▸ Aim of the exercise: Print every line of the listing below without any changes, keeping each character, coordinate, and line in its original order.

Records from a collection:

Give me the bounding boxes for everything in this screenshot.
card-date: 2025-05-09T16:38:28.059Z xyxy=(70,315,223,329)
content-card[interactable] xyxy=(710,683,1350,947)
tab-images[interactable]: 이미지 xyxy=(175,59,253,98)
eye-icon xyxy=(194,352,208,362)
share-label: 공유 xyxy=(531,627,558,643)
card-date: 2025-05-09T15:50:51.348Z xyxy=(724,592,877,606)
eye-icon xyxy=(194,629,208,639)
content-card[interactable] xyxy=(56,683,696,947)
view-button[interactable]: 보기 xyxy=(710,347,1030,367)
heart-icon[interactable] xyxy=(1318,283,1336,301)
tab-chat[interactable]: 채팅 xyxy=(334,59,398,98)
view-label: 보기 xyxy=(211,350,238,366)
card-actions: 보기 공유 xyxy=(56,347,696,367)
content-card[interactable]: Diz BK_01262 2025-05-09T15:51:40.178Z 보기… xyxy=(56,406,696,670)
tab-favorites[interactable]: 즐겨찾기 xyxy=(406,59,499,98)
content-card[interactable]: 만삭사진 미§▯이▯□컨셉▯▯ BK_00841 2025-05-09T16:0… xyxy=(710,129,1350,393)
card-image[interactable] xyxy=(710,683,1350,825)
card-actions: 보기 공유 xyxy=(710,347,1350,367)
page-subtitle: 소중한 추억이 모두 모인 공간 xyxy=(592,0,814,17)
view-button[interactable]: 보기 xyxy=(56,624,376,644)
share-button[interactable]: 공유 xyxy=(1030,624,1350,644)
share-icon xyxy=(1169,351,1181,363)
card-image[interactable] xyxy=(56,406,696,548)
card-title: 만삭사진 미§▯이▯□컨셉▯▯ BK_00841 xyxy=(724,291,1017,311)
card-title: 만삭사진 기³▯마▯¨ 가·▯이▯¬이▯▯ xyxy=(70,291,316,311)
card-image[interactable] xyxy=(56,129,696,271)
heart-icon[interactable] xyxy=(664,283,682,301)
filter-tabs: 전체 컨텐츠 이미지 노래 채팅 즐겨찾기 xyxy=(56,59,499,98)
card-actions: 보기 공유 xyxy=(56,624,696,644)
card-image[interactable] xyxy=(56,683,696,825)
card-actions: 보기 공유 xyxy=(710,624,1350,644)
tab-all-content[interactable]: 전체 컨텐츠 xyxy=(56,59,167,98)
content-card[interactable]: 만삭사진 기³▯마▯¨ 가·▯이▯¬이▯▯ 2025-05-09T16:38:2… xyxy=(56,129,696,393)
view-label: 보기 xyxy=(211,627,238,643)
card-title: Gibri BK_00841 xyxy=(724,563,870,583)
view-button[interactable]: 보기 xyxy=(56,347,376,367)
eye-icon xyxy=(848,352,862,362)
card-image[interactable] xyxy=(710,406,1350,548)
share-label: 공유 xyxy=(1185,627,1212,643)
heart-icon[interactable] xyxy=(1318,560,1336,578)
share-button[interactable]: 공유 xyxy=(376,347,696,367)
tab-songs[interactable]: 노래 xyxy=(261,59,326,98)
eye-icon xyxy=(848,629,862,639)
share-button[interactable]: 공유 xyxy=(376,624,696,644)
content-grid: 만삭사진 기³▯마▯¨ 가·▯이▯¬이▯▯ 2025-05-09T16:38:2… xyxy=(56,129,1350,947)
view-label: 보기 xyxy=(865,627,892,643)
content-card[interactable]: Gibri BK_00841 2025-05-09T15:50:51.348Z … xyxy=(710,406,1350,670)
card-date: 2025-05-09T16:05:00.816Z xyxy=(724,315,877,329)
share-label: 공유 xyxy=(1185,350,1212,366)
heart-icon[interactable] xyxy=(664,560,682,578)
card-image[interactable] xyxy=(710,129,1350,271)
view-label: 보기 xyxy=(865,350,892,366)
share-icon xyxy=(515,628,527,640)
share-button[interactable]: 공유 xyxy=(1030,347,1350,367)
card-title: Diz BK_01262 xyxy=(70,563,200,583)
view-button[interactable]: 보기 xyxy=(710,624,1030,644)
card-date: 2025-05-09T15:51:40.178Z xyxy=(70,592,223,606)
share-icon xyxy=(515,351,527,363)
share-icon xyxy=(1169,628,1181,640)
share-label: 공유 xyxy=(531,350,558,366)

▸ Task solution:
Give me the bounding boxes for everything in this screenshot.
card-date: 2025-05-09T16:38:28.059Z xyxy=(70,315,223,329)
content-card[interactable] xyxy=(710,683,1350,947)
tab-images[interactable]: 이미지 xyxy=(175,59,253,98)
eye-icon xyxy=(194,352,208,362)
share-label: 공유 xyxy=(531,627,558,643)
card-date: 2025-05-09T15:50:51.348Z xyxy=(724,592,877,606)
eye-icon xyxy=(194,629,208,639)
content-card[interactable] xyxy=(56,683,696,947)
view-button[interactable]: 보기 xyxy=(710,347,1030,367)
heart-icon[interactable] xyxy=(1318,283,1336,301)
tab-chat[interactable]: 채팅 xyxy=(334,59,398,98)
view-label: 보기 xyxy=(211,350,238,366)
card-actions: 보기 공유 xyxy=(56,347,696,367)
content-card[interactable]: Diz BK_01262 2025-05-09T15:51:40.178Z 보기… xyxy=(56,406,696,670)
tab-favorites[interactable]: 즐겨찾기 xyxy=(406,59,499,98)
content-card[interactable]: 만삭사진 미§▯이▯□컨셉▯▯ BK_00841 2025-05-09T16:0… xyxy=(710,129,1350,393)
card-image[interactable] xyxy=(710,683,1350,825)
card-actions: 보기 공유 xyxy=(710,347,1350,367)
page-subtitle: 소중한 추억이 모두 모인 공간 xyxy=(592,0,814,17)
view-button[interactable]: 보기 xyxy=(56,624,376,644)
share-button[interactable]: 공유 xyxy=(1030,624,1350,644)
share-icon xyxy=(1169,351,1181,363)
card-image[interactable] xyxy=(56,406,696,548)
card-title: 만삭사진 미§▯이▯□컨셉▯▯ BK_00841 xyxy=(724,291,1017,311)
card-title: 만삭사진 기³▯마▯¨ 가·▯이▯¬이▯▯ xyxy=(70,291,316,311)
card-image[interactable] xyxy=(56,129,696,271)
heart-icon[interactable] xyxy=(664,283,682,301)
filter-tabs: 전체 컨텐츠 이미지 노래 채팅 즐겨찾기 xyxy=(56,59,499,98)
card-actions: 보기 공유 xyxy=(56,624,696,644)
card-image[interactable] xyxy=(56,683,696,825)
card-actions: 보기 공유 xyxy=(710,624,1350,644)
tab-all-content[interactable]: 전체 컨텐츠 xyxy=(56,59,167,98)
content-card[interactable]: 만삭사진 기³▯마▯¨ 가·▯이▯¬이▯▯ 2025-05-09T16:38:2… xyxy=(56,129,696,393)
view-label: 보기 xyxy=(211,627,238,643)
card-title: Gibri BK_00841 xyxy=(724,563,870,583)
view-button[interactable]: 보기 xyxy=(56,347,376,367)
eye-icon xyxy=(848,352,862,362)
card-image[interactable] xyxy=(710,406,1350,548)
share-label: 공유 xyxy=(1185,627,1212,643)
heart-icon[interactable] xyxy=(1318,560,1336,578)
share-button[interactable]: 공유 xyxy=(376,347,696,367)
tab-songs[interactable]: 노래 xyxy=(261,59,326,98)
eye-icon xyxy=(848,629,862,639)
share-button[interactable]: 공유 xyxy=(376,624,696,644)
content-grid: 만삭사진 기³▯마▯¨ 가·▯이▯¬이▯▯ 2025-05-09T16:38:2… xyxy=(56,129,1350,947)
view-label: 보기 xyxy=(865,627,892,643)
content-card[interactable]: Gibri BK_00841 2025-05-09T15:50:51.348Z … xyxy=(710,406,1350,670)
card-date: 2025-05-09T16:05:00.816Z xyxy=(724,315,877,329)
share-label: 공유 xyxy=(1185,350,1212,366)
heart-icon[interactable] xyxy=(664,560,682,578)
card-image[interactable] xyxy=(710,129,1350,271)
view-label: 보기 xyxy=(865,350,892,366)
share-icon xyxy=(515,628,527,640)
share-button[interactable]: 공유 xyxy=(1030,347,1350,367)
card-title: Diz BK_01262 xyxy=(70,563,200,583)
view-button[interactable]: 보기 xyxy=(710,624,1030,644)
card-date: 2025-05-09T15:51:40.178Z xyxy=(70,592,223,606)
share-icon xyxy=(515,351,527,363)
share-icon xyxy=(1169,628,1181,640)
share-label: 공유 xyxy=(531,350,558,366)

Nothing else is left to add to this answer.